Given task>
Without the pictures, give the entries below again exactly as written.
START Data for the task
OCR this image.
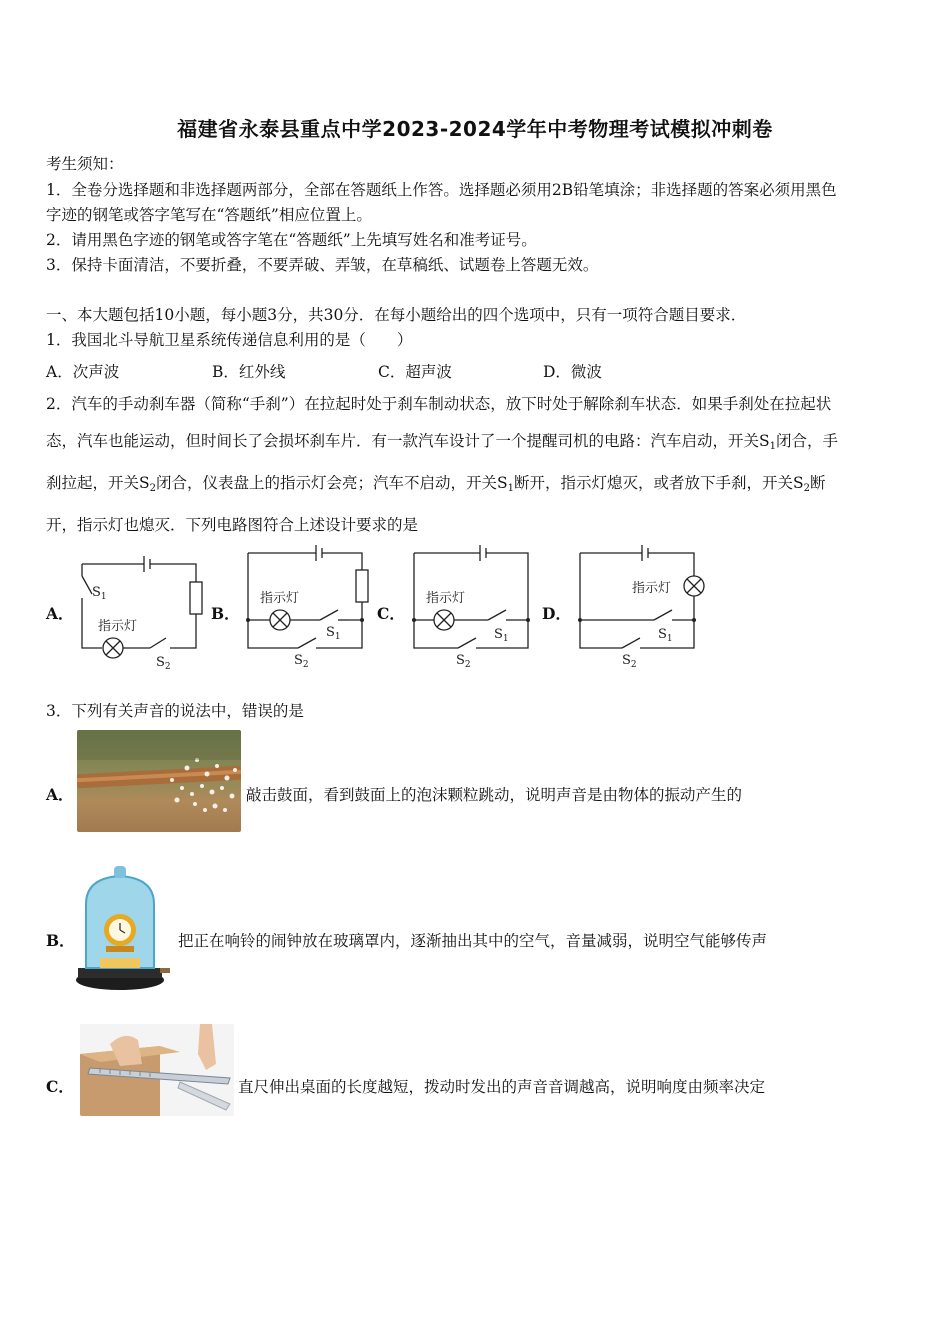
福建省永泰县重点中学2023-2024学年中考物理考试模拟冲刺卷
考生须知：
1．全卷分选择题和非选择题两部分，全部在答题纸上作答。选择题必须用2B铅笔填涂；非选择题的答案必须用黑色
字迹的钢笔或答字笔写在“答题纸”相应位置上。
2．请用黑色字迹的钢笔或答字笔在“答题纸”上先填写姓名和准考证号。
3．保持卡面清洁，不要折叠，不要弄破、弄皱，在草稿纸、试题卷上答题无效。
一、本大题包括10小题，每小题3分，共30分．在每小题给出的四个选项中，只有一项符合题目要求．
1．我国北斗导航卫星系统传递信息利用的是（　　）
A．次声波	B．红外线	C．超声波	D．微波
2．汽车的手动刹车器（简称“手刹”）在拉起时处于刹车制动状态，放下时处于解除刹车状态．如果手刹处在拉起状
态，汽车也能运动，但时间长了会损坏刹车片．有一款汽车设计了一个提醒司机的电路：汽车启动，开关$S_1$闭合，手
刹拉起，开关$S_2$闭合，仪表盘上的指示灯会亮；汽车不启动，开关$S_1$断开，指示灯熄灭，或者放下手刹，开关$S_2$断
开，指示灯也熄灭．下列电路图符合上述设计要求的是
A．	B．	C．	D．
$S_1$
指示灯
$S_2$
指示灯
$S_1$
$S_2$
指示灯
$S_1$
$S_2$
指示灯
$S_1$
$S_2$
3．下列有关声音的说法中，错误的是
A．	敲击鼓面，看到鼓面上的泡沫颗粒跳动，说明声音是由物体的振动产生的
B．	把正在响铃的闹钟放在玻璃罩内，逐渐抽出其中的空气，音量减弱，说明空气能够传声
C．	直尺伸出桌面的长度越短，拨动时发出的声音音调越高，说明响度由频率决定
END Data for the task
Correct output>
OCR this image.
福建省永泰县重点中学2023-2024学年中考物理考试模拟冲刺卷
考生须知：
1．全卷分选择题和非选择题两部分，全部在答题纸上作答。选择题必须用2B铅笔填涂；非选择题的答案必须用黑色
字迹的钢笔或答字笔写在“答题纸”相应位置上。
2．请用黑色字迹的钢笔或答字笔在“答题纸”上先填写姓名和准考证号。
3．保持卡面清洁，不要折叠，不要弄破、弄皱，在草稿纸、试题卷上答题无效。
一、本大题包括10小题，每小题3分，共30分．在每小题给出的四个选项中，只有一项符合题目要求．
1．我国北斗导航卫星系统传递信息利用的是（　　）
A．次声波	B．红外线	C．超声波	D．微波
2．汽车的手动刹车器（简称“手刹”）在拉起时处于刹车制动状态，放下时处于解除刹车状态．如果手刹处在拉起状
态，汽车也能运动，但时间长了会损坏刹车片．有一款汽车设计了一个提醒司机的电路：汽车启动，开关$S_1$闭合，手
刹拉起，开关$S_2$闭合，仪表盘上的指示灯会亮；汽车不启动，开关$S_1$断开，指示灯熄灭，或者放下手刹，开关$S_2$断
开，指示灯也熄灭．下列电路图符合上述设计要求的是
A．	B．	C．	D．
$S_1$
指示灯
$S_2$
指示灯
$S_1$
$S_2$
指示灯
$S_1$
$S_2$
指示灯
$S_1$
$S_2$
3．下列有关声音的说法中，错误的是
A．	敲击鼓面，看到鼓面上的泡沫颗粒跳动，说明声音是由物体的振动产生的
B．	把正在响铃的闹钟放在玻璃罩内，逐渐抽出其中的空气，音量减弱，说明空气能够传声
C．	直尺伸出桌面的长度越短，拨动时发出的声音音调越高，说明响度由频率决定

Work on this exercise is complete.